# Exercise task
Each entry that follows is to be retyped exactly. Pictures do not belong in the copy.

# Data entries for graphics
--------------------
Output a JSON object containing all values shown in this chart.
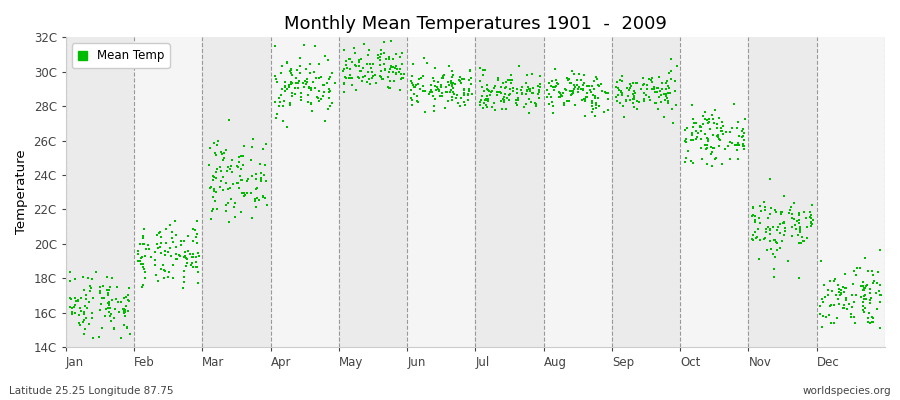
{
  "title": "Monthly Mean Temperatures 1901  -  2009",
  "ylabel": "Temperature",
  "xlabel": "",
  "subtitle_left": "Latitude 25.25 Longitude 87.75",
  "subtitle_right": "worldspecies.org",
  "legend_label": "Mean Temp",
  "marker_color": "#00bb00",
  "background_color": "#ffffff",
  "band_colors": [
    "#ebebeb",
    "#f5f5f5"
  ],
  "ylim": [
    14,
    32
  ],
  "yticks": [
    14,
    16,
    18,
    20,
    22,
    24,
    26,
    28,
    30,
    32
  ],
  "ytick_labels": [
    "14C",
    "16C",
    "18C",
    "20C",
    "22C",
    "24C",
    "26C",
    "28C",
    "30C",
    "32C"
  ],
  "month_names": [
    "Jan",
    "Feb",
    "Mar",
    "Apr",
    "May",
    "Jun",
    "Jul",
    "Aug",
    "Sep",
    "Oct",
    "Nov",
    "Dec"
  ],
  "n_years": 109,
  "monthly_mean": [
    16.5,
    19.2,
    23.8,
    29.2,
    30.0,
    29.0,
    28.8,
    28.8,
    28.8,
    26.2,
    21.0,
    17.0
  ],
  "monthly_std": [
    1.0,
    0.9,
    1.1,
    0.9,
    0.7,
    0.6,
    0.6,
    0.6,
    0.6,
    0.7,
    1.0,
    1.0
  ],
  "seed": 42
}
--------------------
# Exercise solution
Output a JSON object containing all values shown in this chart.
{
  "title": "Monthly Mean Temperatures 1901  -  2009",
  "ylabel": "Temperature",
  "xlabel": "",
  "subtitle_left": "Latitude 25.25 Longitude 87.75",
  "subtitle_right": "worldspecies.org",
  "legend_label": "Mean Temp",
  "marker_color": "#00bb00",
  "background_color": "#ffffff",
  "band_colors": [
    "#ebebeb",
    "#f5f5f5"
  ],
  "ylim": [
    14,
    32
  ],
  "yticks": [
    14,
    16,
    18,
    20,
    22,
    24,
    26,
    28,
    30,
    32
  ],
  "ytick_labels": [
    "14C",
    "16C",
    "18C",
    "20C",
    "22C",
    "24C",
    "26C",
    "28C",
    "30C",
    "32C"
  ],
  "month_names": [
    "Jan",
    "Feb",
    "Mar",
    "Apr",
    "May",
    "Jun",
    "Jul",
    "Aug",
    "Sep",
    "Oct",
    "Nov",
    "Dec"
  ],
  "n_years": 109,
  "monthly_mean": [
    16.5,
    19.2,
    23.8,
    29.2,
    30.0,
    29.0,
    28.8,
    28.8,
    28.8,
    26.2,
    21.0,
    17.0
  ],
  "monthly_std": [
    1.0,
    0.9,
    1.1,
    0.9,
    0.7,
    0.6,
    0.6,
    0.6,
    0.6,
    0.7,
    1.0,
    1.0
  ],
  "seed": 42
}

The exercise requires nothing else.